Extract the lines that hold the string "Grenvarvsavstånd".
+++
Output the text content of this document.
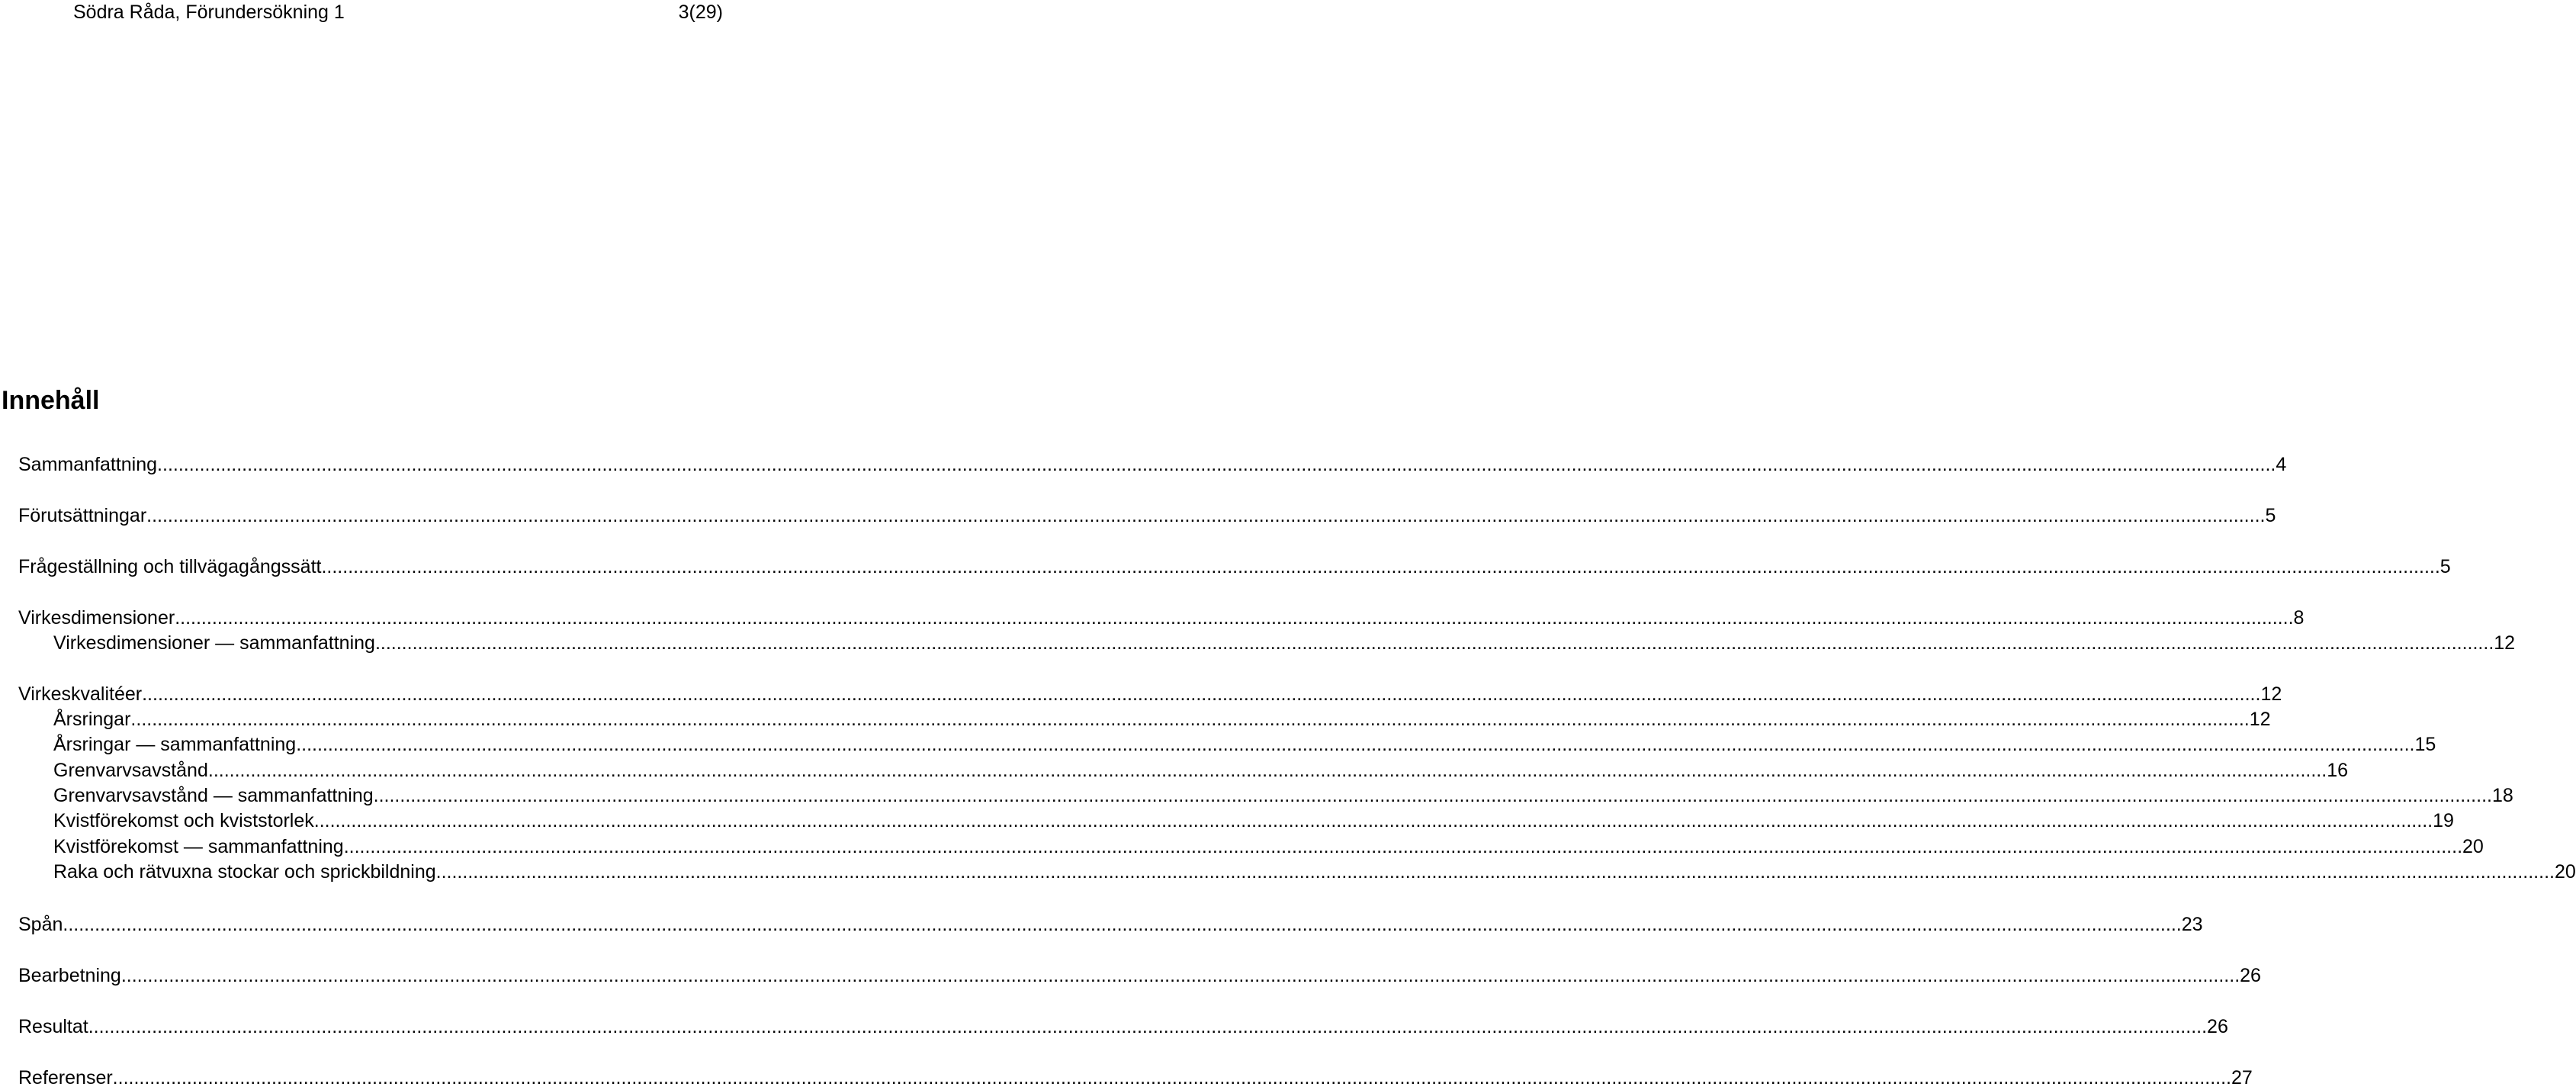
Södra Råda, Förundersökning 1	3(29)
Innehåll
Sammanfattning ................................................................................................................................................................................................................................................................................................................................................................................................................ 4
Förutsättningar ................................................................................................................................................................................................................................................................................................................................................................................................................ 5
Frågeställning och tillvägagångssätt ................................................................................................................................................................................................................................................................................................................................................................................................................ 5
Virkesdimensioner ................................................................................................................................................................................................................................................................................................................................................................................................................ 8
Virkesdimensioner — sammanfattning ................................................................................................................................................................................................................................................................................................................................................................................................................ 12
Virkeskvalitéer ................................................................................................................................................................................................................................................................................................................................................................................................................ 12
Årsringar ................................................................................................................................................................................................................................................................................................................................................................................................................ 12
Årsringar — sammanfattning ................................................................................................................................................................................................................................................................................................................................................................................................................ 15
Grenvarvsavstånd ................................................................................................................................................................................................................................................................................................................................................................................................................ 16
Grenvarvsavstånd — sammanfattning ................................................................................................................................................................................................................................................................................................................................................................................................................ 18
Kvistförekomst och kviststorlek ................................................................................................................................................................................................................................................................................................................................................................................................................ 19
Kvistförekomst — sammanfattning ................................................................................................................................................................................................................................................................................................................................................................................................................ 20
Raka och rätvuxna stockar och sprickbildning ................................................................................................................................................................................................................................................................................................................................................................................................................ 20
Spån ................................................................................................................................................................................................................................................................................................................................................................................................................ 23
Bearbetning ................................................................................................................................................................................................................................................................................................................................................................................................................ 26
Resultat ................................................................................................................................................................................................................................................................................................................................................................................................................ 26
Referenser ................................................................................................................................................................................................................................................................................................................................................................................................................ 27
+++
▸ **Response to the exercise**
Grenvarvsavstånd ................................................................................................................................................................................................................................................................................................................................................................................................................ 16
Grenvarvsavstånd — sammanfattning ................................................................................................................................................................................................................................................................................................................................................................................................................ 18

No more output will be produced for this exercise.